**WRITTEN INSTRUCTION**
Each entry that follows is to be retyped exactly. Pictures do not belong in the copy.

**SOURCE DATA**
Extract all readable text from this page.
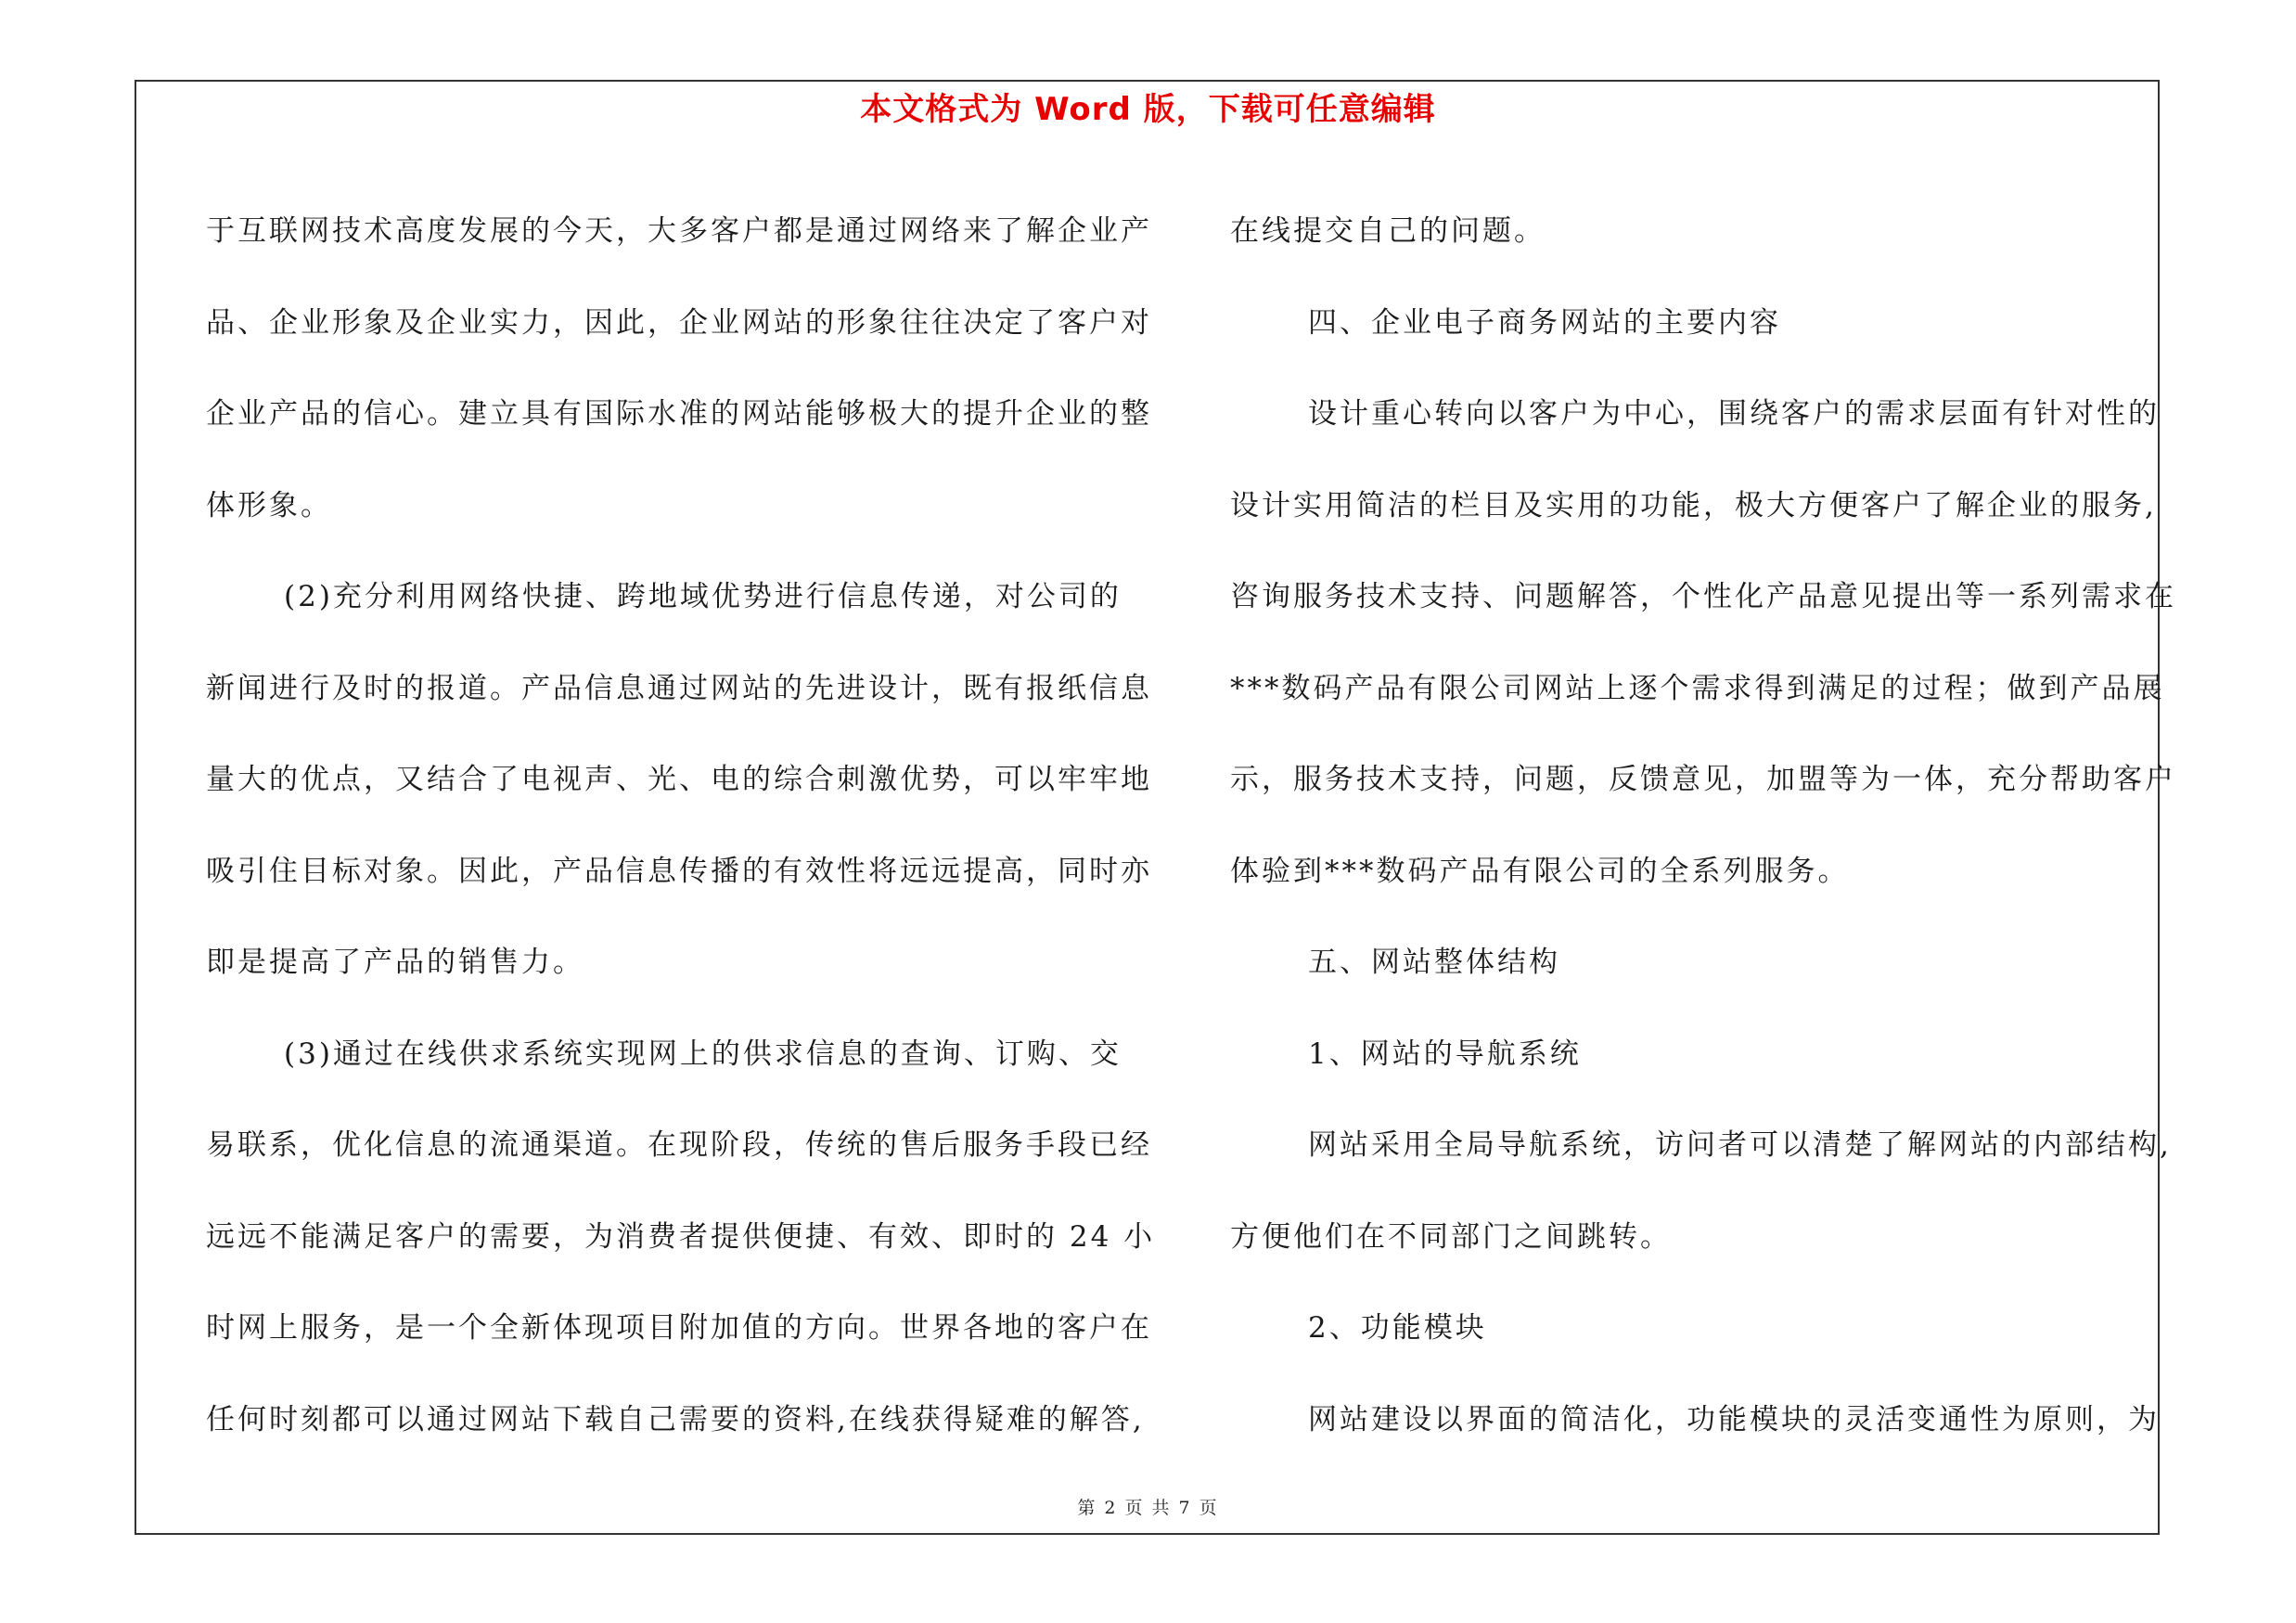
本文格式为 Word 版，下载可任意编辑
于互联网技术高度发展的今天，大多客户都是通过网络来了解企业产
品、企业形象及企业实力，因此，企业网站的形象往往决定了客户对
企业产品的信心。建立具有国际水准的网站能够极大的提升企业的整
体形象。
(2)充分利用网络快捷、跨地域优势进行信息传递，对公司的
新闻进行及时的报道。产品信息通过网站的先进设计，既有报纸信息
量大的优点，又结合了电视声、光、电的综合刺激优势，可以牢牢地
吸引住目标对象。因此，产品信息传播的有效性将远远提高，同时亦
即是提高了产品的销售力。
(3)通过在线供求系统实现网上的供求信息的查询、订购、交
易联系，优化信息的流通渠道。在现阶段，传统的售后服务手段已经
远远不能满足客户的需要，为消费者提供便捷、有效、即时的 24 小
时网上服务，是一个全新体现项目附加值的方向。世界各地的客户在
任何时刻都可以通过网站下载自己需要的资料,在线获得疑难的解答,
在线提交自己的问题。
四、企业电子商务网站的主要内容
设计重心转向以客户为中心，围绕客户的需求层面有针对性的
设计实用简洁的栏目及实用的功能，极大方便客户了解企业的服务,
咨询服务技术支持、问题解答，个性化产品意见提出等一系列需求在
***数码产品有限公司网站上逐个需求得到满足的过程；做到产品展
示，服务技术支持，问题，反馈意见，加盟等为一体，充分帮助客户
体验到***数码产品有限公司的全系列服务。
五、网站整体结构
1、网站的导航系统
网站采用全局导航系统，访问者可以清楚了解网站的内部结构,
方便他们在不同部门之间跳转。
2、功能模块
网站建设以界面的简洁化，功能模块的灵活变通性为原则，为
第 2 页 共 7 页
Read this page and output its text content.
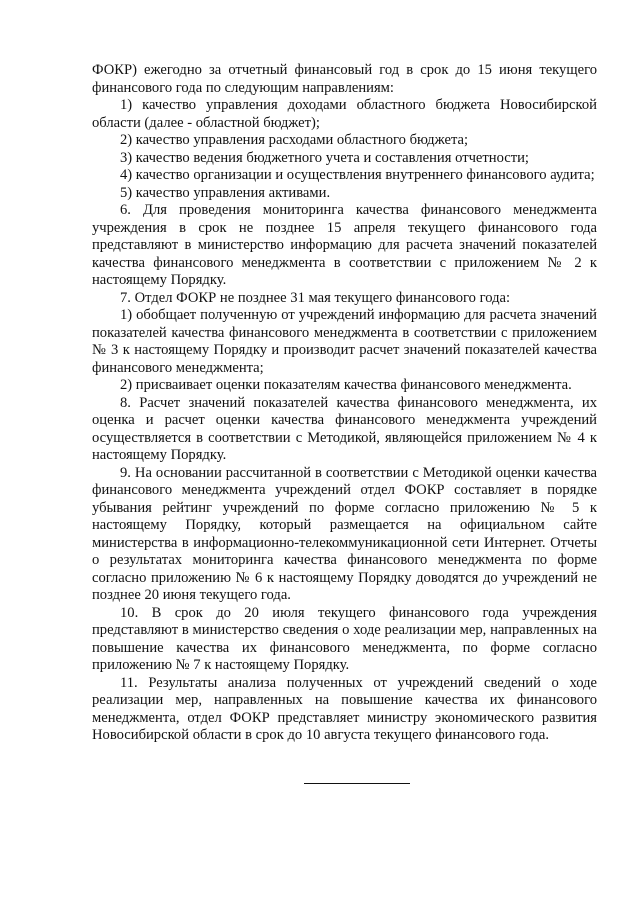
ФОКР) ежегодно за отчетный финансовый год в срок до 15 июня текущего финансового года по следующим направлениям:

1) качество управления доходами областного бюджета Новосибирской области (далее - областной бюджет);

2) качество управления расходами областного бюджета;

3) качество ведения бюджетного учета и составления отчетности;

4) качество организации и осуществления внутреннего финансового аудита;

5) качество управления активами.

6. Для проведения мониторинга качества финансового менеджмента учреждения в срок не позднее 15 апреля текущего финансового года представляют в министерство информацию для расчета значений показателей качества финансового менеджмента в соответствии с приложением № 2 к настоящему Порядку.

7. Отдел ФОКР не позднее 31 мая текущего финансового года:

1) обобщает полученную от учреждений информацию для расчета значений показателей качества финансового менеджмента в соответствии с приложением № 3 к настоящему Порядку и производит расчет значений показателей качества финансового менеджмента;

2) присваивает оценки показателям качества финансового менеджмента.

8. Расчет значений показателей качества финансового менеджмента, их оценка и расчет оценки качества финансового менеджмента учреждений осуществляется в соответствии с Методикой, являющейся приложением № 4 к настоящему Порядку.

9. На основании рассчитанной в соответствии с Методикой оценки качества финансового менеджмента учреждений отдел ФОКР составляет в порядке убывания рейтинг учреждений по форме согласно приложению № 5 к настоящему Порядку, который размещается на официальном сайте министерства в информационно-телекоммуникационной сети Интернет. Отчеты о результатах мониторинга качества финансового менеджмента по форме согласно приложению № 6 к настоящему Порядку доводятся до учреждений не позднее 20 июня текущего года.

10. В срок до 20 июля текущего финансового года учреждения представляют в министерство сведения о ходе реализации мер, направленных на повышение качества их финансового менеджмента, по форме согласно приложению № 7 к настоящему Порядку.

11. Результаты анализа полученных от учреждений сведений о ходе реализации мер, направленных на повышение качества их финансового менеджмента, отдел ФОКР представляет министру экономического развития Новосибирской области в срок до 10 августа текущего финансового года.
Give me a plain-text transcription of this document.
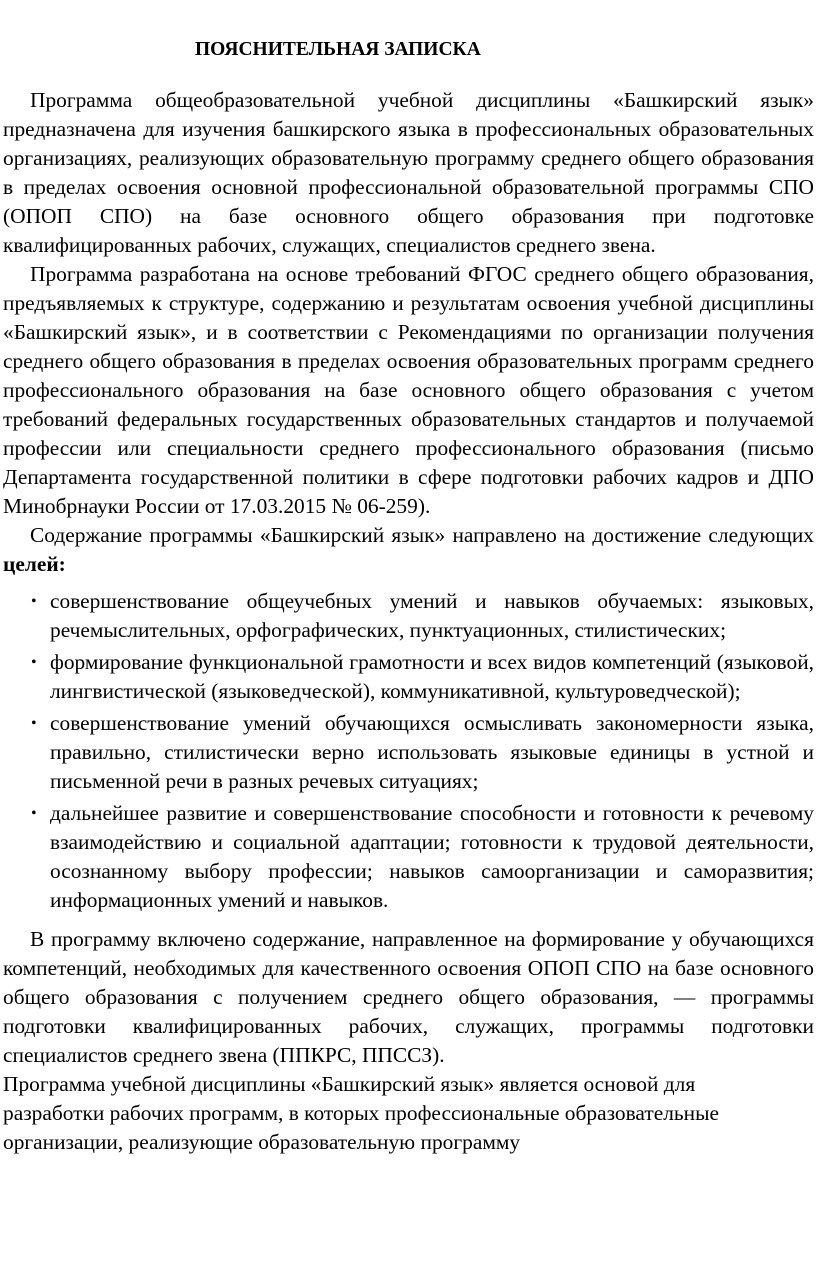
ПОЯСНИТЕЛЬНАЯ ЗАПИСКА

Программа общеобразовательной учебной дисциплины «Башкирский язык» предназначена для изучения башкирского языка в профессиональных образовательных организациях, реализующих образовательную программу среднего общего образования в пределах освоения основной профессиональной образовательной программы СПО (ОПОП СПО) на базе основного общего образования при подготовке квалифицированных рабочих, служащих, специалистов среднего звена.

Программа разработана на основе требований ФГОС среднего общего образования, предъявляемых к структуре, содержанию и результатам освоения учебной дисциплины «Башкирский язык», и в соответствии с Рекомендациями по организации получения среднего общего образования в пределах освоения образовательных программ среднего профессионального образования на базе основного общего образования с учетом требований федеральных государственных образовательных стандартов и получаемой профессии или специальности среднего профессионального образования (письмо Департамента государственной политики в сфере подготовки рабочих кадров и ДПО Минобрнауки России от 17.03.2015 № 06-259).

Содержание программы «Башкирский язык» направлено на достижение следующих целей:

• совершенствование общеучебных умений и навыков обучаемых: языковых, речемыслительных, орфографических, пунктуационных, стилистических;
• формирование функциональной грамотности и всех видов компетенций (языковой, лингвистической (языковедческой), коммуникативной, культуроведческой);
• совершенствование умений обучающихся осмысливать закономерности языка, правильно, стилистически верно использовать языковые единицы в устной и письменной речи в разных речевых ситуациях;
• дальнейшее развитие и совершенствование способности и готовности к речевому взаимодействию и социальной адаптации; готовности к трудовой деятельности, осознанному выбору профессии; навыков самоорганизации и саморазвития; информационных умений и навыков.

В программу включено содержание, направленное на формирование у обучающихся компетенций, необходимых для качественного освоения ОПОП СПО на базе основного общего образования с получением среднего общего образования, — программы подготовки квалифицированных рабочих, служащих, программы подготовки специалистов среднего звена (ППКРС, ППССЗ).

Программа учебной дисциплины «Башкирский язык» является основой для разработки рабочих программ, в которых профессиональные образовательные организации, реализующие образовательную программу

**THE REPLY**
Extract all readable text from this page.
本文格式为 Word 版，下载可任意编辑
于互联网技术高度发展的今天，大多客户都是通过网络来了解企业产
品、企业形象及企业实力，因此，企业网站的形象往往决定了客户对
企业产品的信心。建立具有国际水准的网站能够极大的提升企业的整
体形象。
(2)充分利用网络快捷、跨地域优势进行信息传递，对公司的
新闻进行及时的报道。产品信息通过网站的先进设计，既有报纸信息
量大的优点，又结合了电视声、光、电的综合刺激优势，可以牢牢地
吸引住目标对象。因此，产品信息传播的有效性将远远提高，同时亦
即是提高了产品的销售力。
(3)通过在线供求系统实现网上的供求信息的查询、订购、交
易联系，优化信息的流通渠道。在现阶段，传统的售后服务手段已经
远远不能满足客户的需要，为消费者提供便捷、有效、即时的 24 小
时网上服务，是一个全新体现项目附加值的方向。世界各地的客户在
任何时刻都可以通过网站下载自己需要的资料,在线获得疑难的解答,
在线提交自己的问题。
四、企业电子商务网站的主要内容
设计重心转向以客户为中心，围绕客户的需求层面有针对性的
设计实用简洁的栏目及实用的功能，极大方便客户了解企业的服务,
咨询服务技术支持、问题解答，个性化产品意见提出等一系列需求在
***数码产品有限公司网站上逐个需求得到满足的过程；做到产品展
示，服务技术支持，问题，反馈意见，加盟等为一体，充分帮助客户
体验到***数码产品有限公司的全系列服务。
五、网站整体结构
1、网站的导航系统
网站采用全局导航系统，访问者可以清楚了解网站的内部结构,
方便他们在不同部门之间跳转。
2、功能模块
网站建设以界面的简洁化，功能模块的灵活变通性为原则，为
第 2 页 共 7 页
Read this page and output its text content.
ФОКР) ежегодно за отчетный финансовый год в срок до 15 июня текущего финансового года по следующим направлениям:

1) качество управления доходами областного бюджета Новосибирской области (далее - областной бюджет);

2) качество управления расходами областного бюджета;

3) качество ведения бюджетного учета и составления отчетности;

4) качество организации и осуществления внутреннего финансового аудита;

5) качество управления активами.

6. Для проведения мониторинга качества финансового менеджмента учреждения в срок не позднее 15 апреля текущего финансового года представляют в министерство информацию для расчета значений показателей качества финансового менеджмента в соответствии с приложением № 2 к настоящему Порядку.

7. Отдел ФОКР не позднее 31 мая текущего финансового года:

1) обобщает полученную от учреждений информацию для расчета значений показателей качества финансового менеджмента в соответствии с приложением № 3 к настоящему Порядку и производит расчет значений показателей качества финансового менеджмента;

2) присваивает оценки показателям качества финансового менеджмента.

8. Расчет значений показателей качества финансового менеджмента, их оценка и расчет оценки качества финансового менеджмента учреждений осуществляется в соответствии с Методикой, являющейся приложением № 4 к настоящему Порядку.

9. На основании рассчитанной в соответствии с Методикой оценки качества финансового менеджмента учреждений отдел ФОКР составляет в порядке убывания рейтинг учреждений по форме согласно приложению № 5 к настоящему Порядку, который размещается на официальном сайте министерства в информационно-телекоммуникационной сети Интернет. Отчеты о результатах мониторинга качества финансового менеджмента по форме согласно приложению № 6 к настоящему Порядку доводятся до учреждений не позднее 20 июня текущего года.

10. В срок до 20 июля текущего финансового года учреждения представляют в министерство сведения о ходе реализации мер, направленных на повышение качества их финансового менеджмента, по форме согласно приложению № 7 к настоящему Порядку.

11. Результаты анализа полученных от учреждений сведений о ходе реализации мер, направленных на повышение качества их финансового менеджмента, отдел ФОКР представляет министру экономического развития Новосибирской области в срок до 10 августа текущего финансового года.
Give me a plain-text transcription of this document.
ПОЯСНИТЕЛЬНАЯ ЗАПИСКА

Программа общеобразовательной учебной дисциплины «Башкирский язык» предназначена для изучения башкирского языка в профессиональных образовательных организациях, реализующих образовательную программу среднего общего образования в пределах освоения основной профессиональной образовательной программы СПО (ОПОП СПО) на базе основного общего образования при подготовке квалифицированных рабочих, служащих, специалистов среднего звена.

Программа разработана на основе требований ФГОС среднего общего образования, предъявляемых к структуре, содержанию и результатам освоения учебной дисциплины «Башкирский язык», и в соответствии с Рекомендациями по организации получения среднего общего образования в пределах освоения образовательных программ среднего профессионального образования на базе основного общего образования с учетом требований федеральных государственных образовательных стандартов и получаемой профессии или специальности среднего профессионального образования (письмо Департамента государственной политики в сфере подготовки рабочих кадров и ДПО Минобрнауки России от 17.03.2015 № 06-259).

Содержание программы «Башкирский язык» направлено на достижение следующих целей:

• совершенствование общеучебных умений и навыков обучаемых: языковых, речемыслительных, орфографических, пунктуационных, стилистических;
• формирование функциональной грамотности и всех видов компетенций (языковой, лингвистической (языковедческой), коммуникативной, культуроведческой);
• совершенствование умений обучающихся осмысливать закономерности языка, правильно, стилистически верно использовать языковые единицы в устной и письменной речи в разных речевых ситуациях;
• дальнейшее развитие и совершенствование способности и готовности к речевому взаимодействию и социальной адаптации; готовности к трудовой деятельности, осознанному выбору профессии; навыков самоорганизации и саморазвития; информационных умений и навыков.

В программу включено содержание, направленное на формирование у обучающихся компетенций, необходимых для качественного освоения ОПОП СПО на базе основного общего образования с получением среднего общего образования, — программы подготовки квалифицированных рабочих, служащих, программы подготовки специалистов среднего звена (ППКРС, ППССЗ).

Программа учебной дисциплины «Башкирский язык» является основой для разработки рабочих программ, в которых профессиональные образовательные организации, реализующие образовательную программу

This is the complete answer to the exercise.